[What you will do]: Show every line where "подпрограммы" occurs.
━━━━━ Data shown ━━━━━
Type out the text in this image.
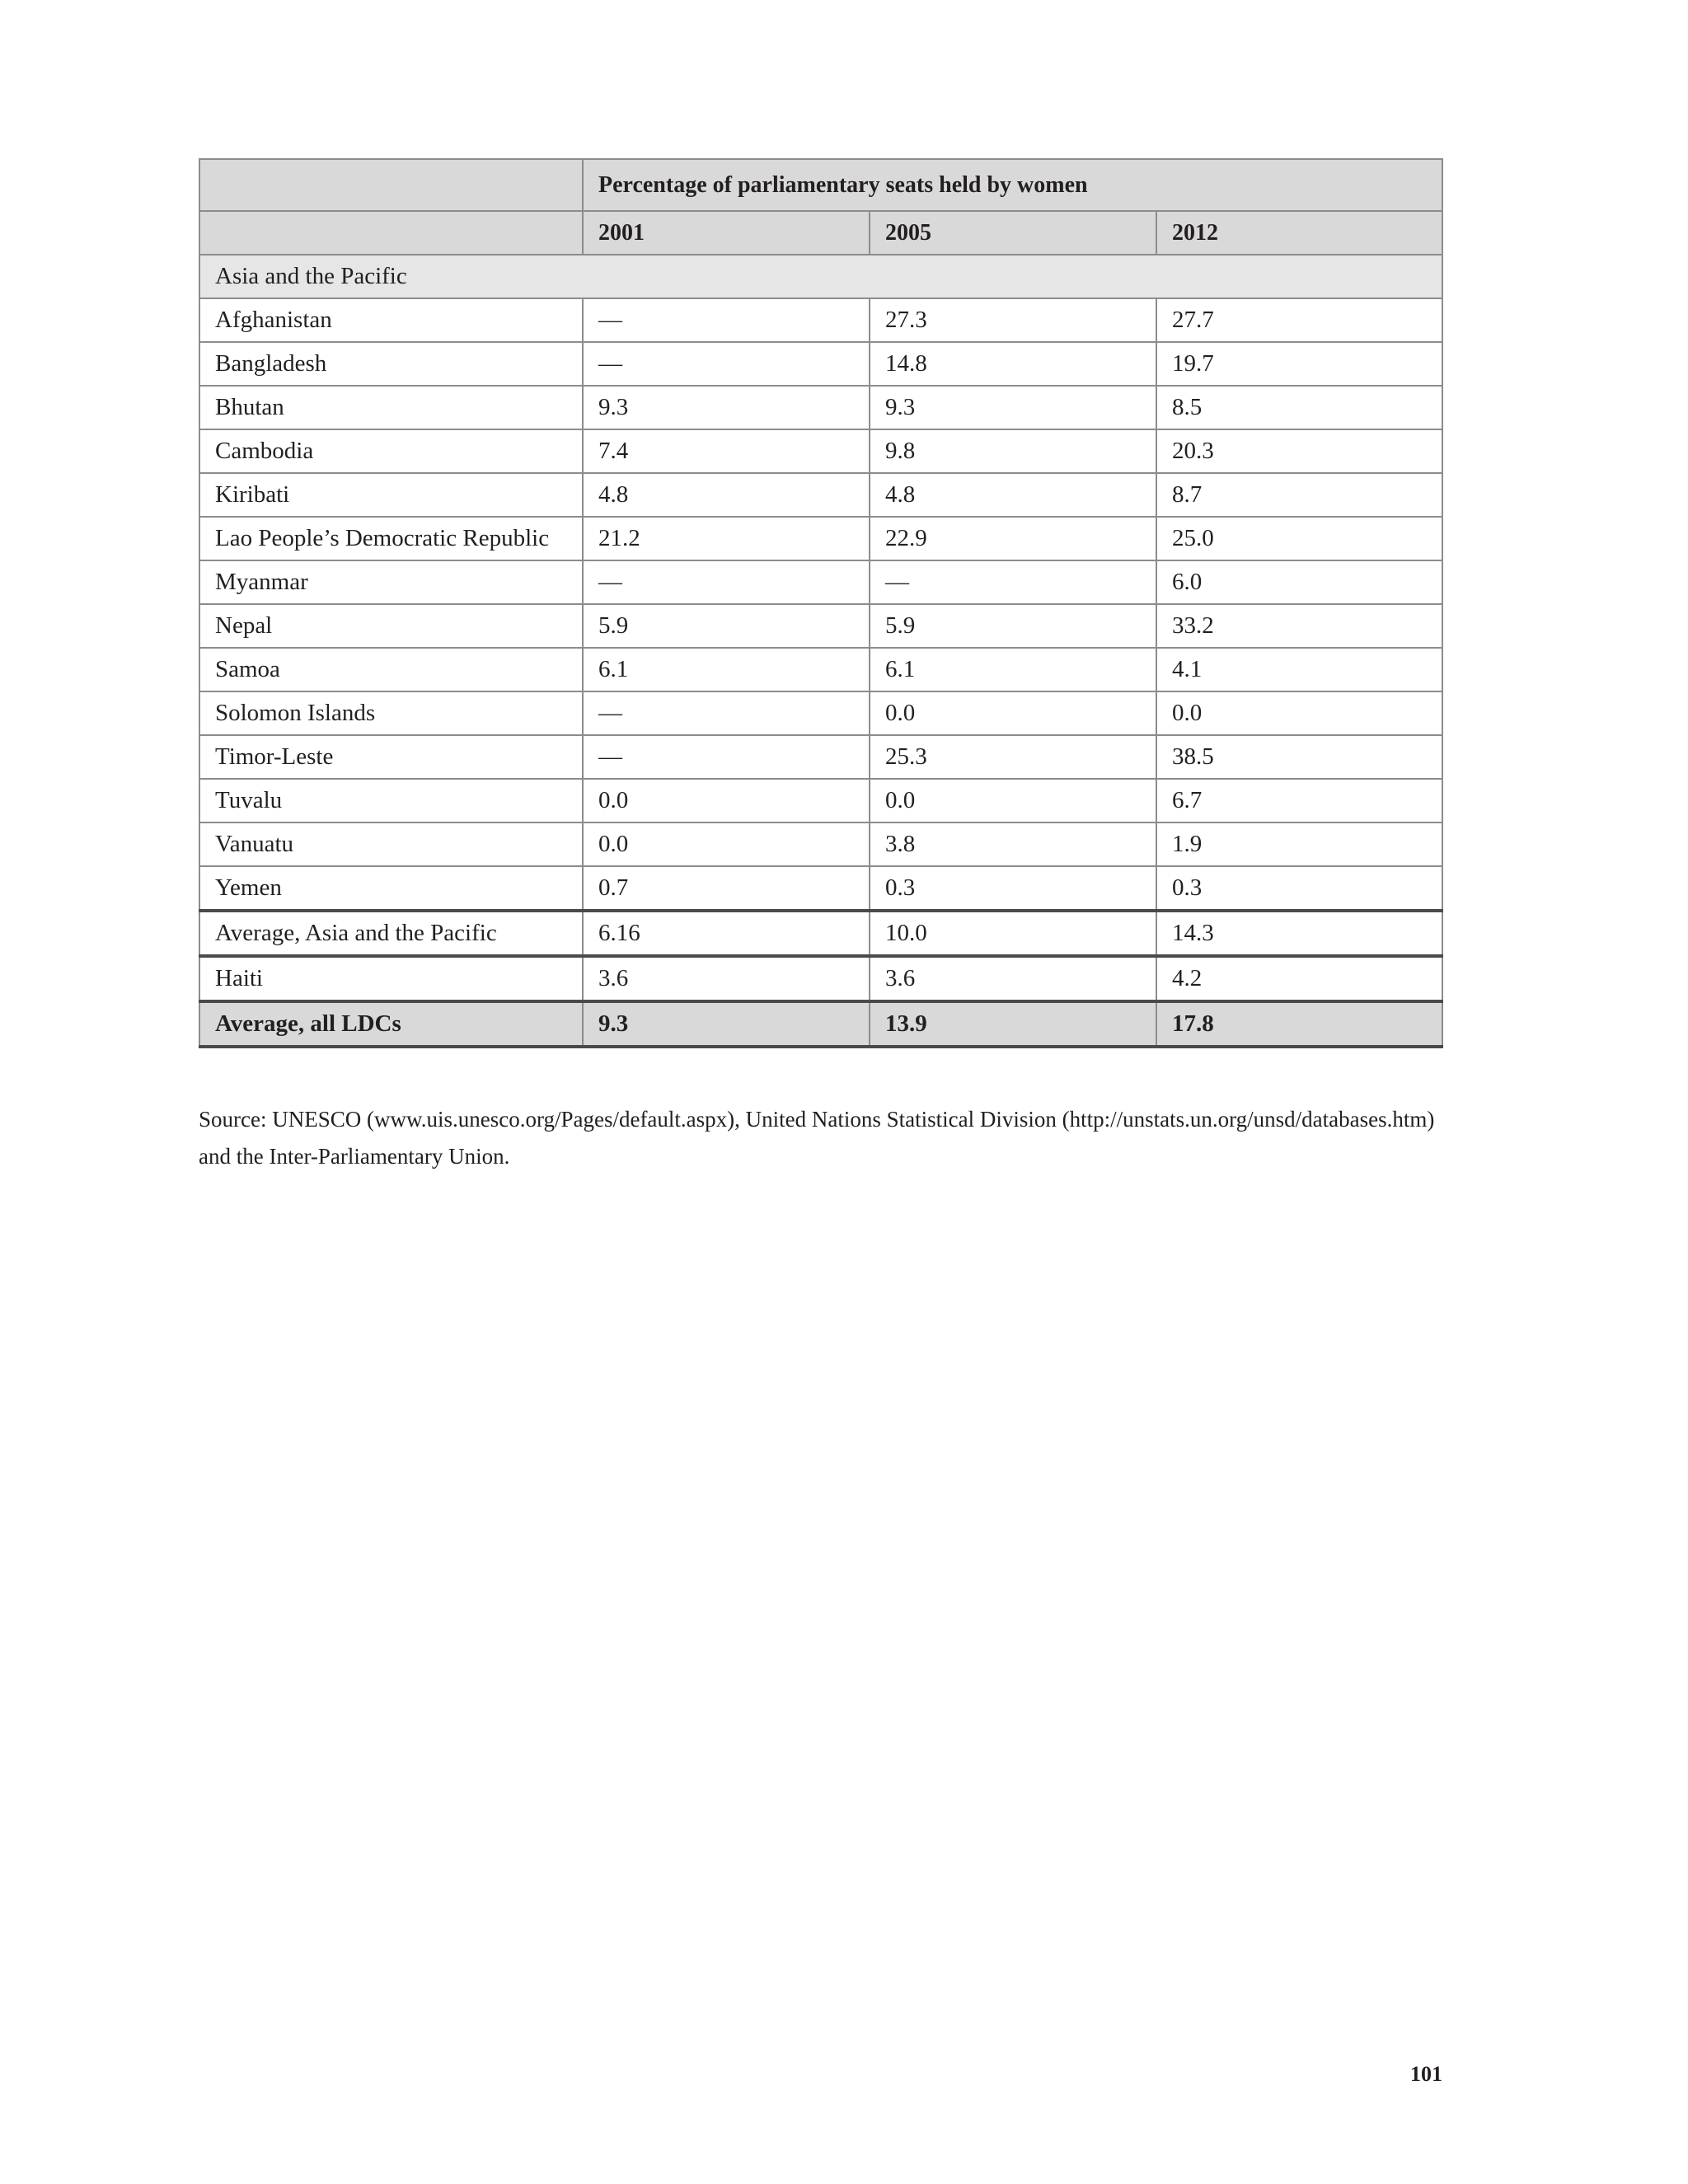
	Percentage of parliamentary seats held by women		
	2001	2005	2012
Asia and the Pacific			
Afghanistan	—	27.3	27.7
Bangladesh	—	14.8	19.7
Bhutan	9.3	9.3	8.5
Cambodia	7.4	9.8	20.3
Kiribati	4.8	4.8	8.7
Lao People’s Democratic Republic	21.2	22.9	25.0
Myanmar	—	—	6.0
Nepal	5.9	5.9	33.2
Samoa	6.1	6.1	4.1
Solomon Islands	—	0.0	0.0
Timor-Leste	—	25.3	38.5
Tuvalu	0.0	0.0	6.7
Vanuatu	0.0	3.8	1.9
Yemen	0.7	0.3	0.3
Average, Asia and the Pacific	6.16	10.0	14.3
Haiti	3.6	3.6	4.2
Average, all LDCs	9.3	13.9	17.8

Source: UNESCO (www.uis.unesco.org/Pages/default.aspx), United Nations Statistical Division (http://unstats.un.org/unsd/databases.htm) and the Inter-Parliamentary Union.

101
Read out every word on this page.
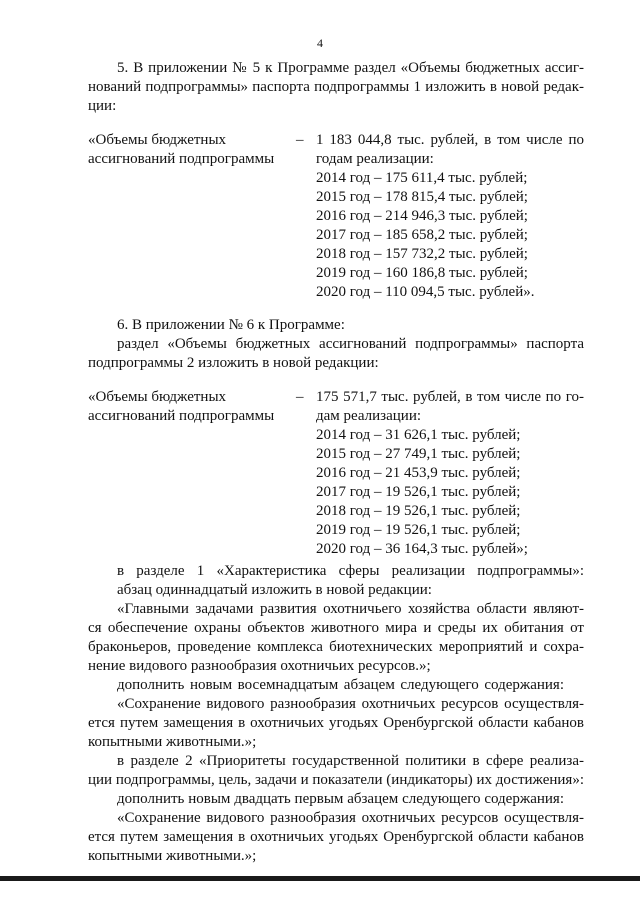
4
5. В приложении № 5 к Программе раздел «Объемы бюджетных ассиг-
нований подпрограммы» паспорта подпрограммы 1 изложить в новой редак-
ции:
«Объемы бюджетных
ассигнований подпрограммы
– 1 183 044,8 тыс. рублей, в том числе по
годам реализации:
2014 год – 175 611,4 тыс. рублей;
2015 год – 178 815,4 тыс. рублей;
2016 год – 214 946,3 тыс. рублей;
2017 год – 185 658,2 тыс. рублей;
2018 год – 157 732,2 тыс. рублей;
2019 год – 160 186,8 тыс. рублей;
2020 год – 110 094,5 тыс. рублей».
6. В приложении № 6 к Программе:
раздел «Объемы бюджетных ассигнований подпрограммы» паспорта
подпрограммы 2 изложить в новой редакции:
«Объемы бюджетных
ассигнований подпрограммы
– 175 571,7 тыс. рублей, в том числе по го-
дам реализации:
2014 год – 31 626,1 тыс. рублей;
2015 год – 27 749,1 тыс. рублей;
2016 год – 21 453,9 тыс. рублей;
2017 год – 19 526,1 тыс. рублей;
2018 год – 19 526,1 тыс. рублей;
2019 год – 19 526,1 тыс. рублей;
2020 год – 36 164,3 тыс. рублей»;
в разделе 1 «Характеристика сферы реализации подпрограммы»:
абзац одиннадцатый изложить в новой редакции:
«Главными задачами развития охотничьего хозяйства области являют-
ся обеспечение охраны объектов животного мира и среды их обитания от
браконьеров, проведение комплекса биотехнических мероприятий и сохра-
нение видового разнообразия охотничьих ресурсов.»;
дополнить новым восемнадцатым абзацем следующего содержания:
«Сохранение видового разнообразия охотничьих ресурсов осуществля-
ется путем замещения в охотничьих угодьях Оренбургской области кабанов
копытными животными.»;
в разделе 2 «Приоритеты государственной политики в сфере реализа-
ции подпрограммы, цель, задачи и показатели (индикаторы) их достижения»:
дополнить новым двадцать первым абзацем следующего содержания:
«Сохранение видового разнообразия охотничьих ресурсов осуществля-
ется путем замещения в охотничьих угодьях Оренбургской области кабанов
копытными животными.»;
━━━━━
[Expected answer]:
нований подпрограммы» паспорта подпрограммы 1 изложить в новой редак-
ассигнований подпрограммы
раздел «Объемы бюджетных ассигнований подпрограммы» паспорта
подпрограммы 2 изложить в новой редакции:
ассигнований подпрограммы
в разделе 1 «Характеристика сферы реализации подпрограммы»:
ции подпрограммы, цель, задачи и показатели (индикаторы) их достижения»:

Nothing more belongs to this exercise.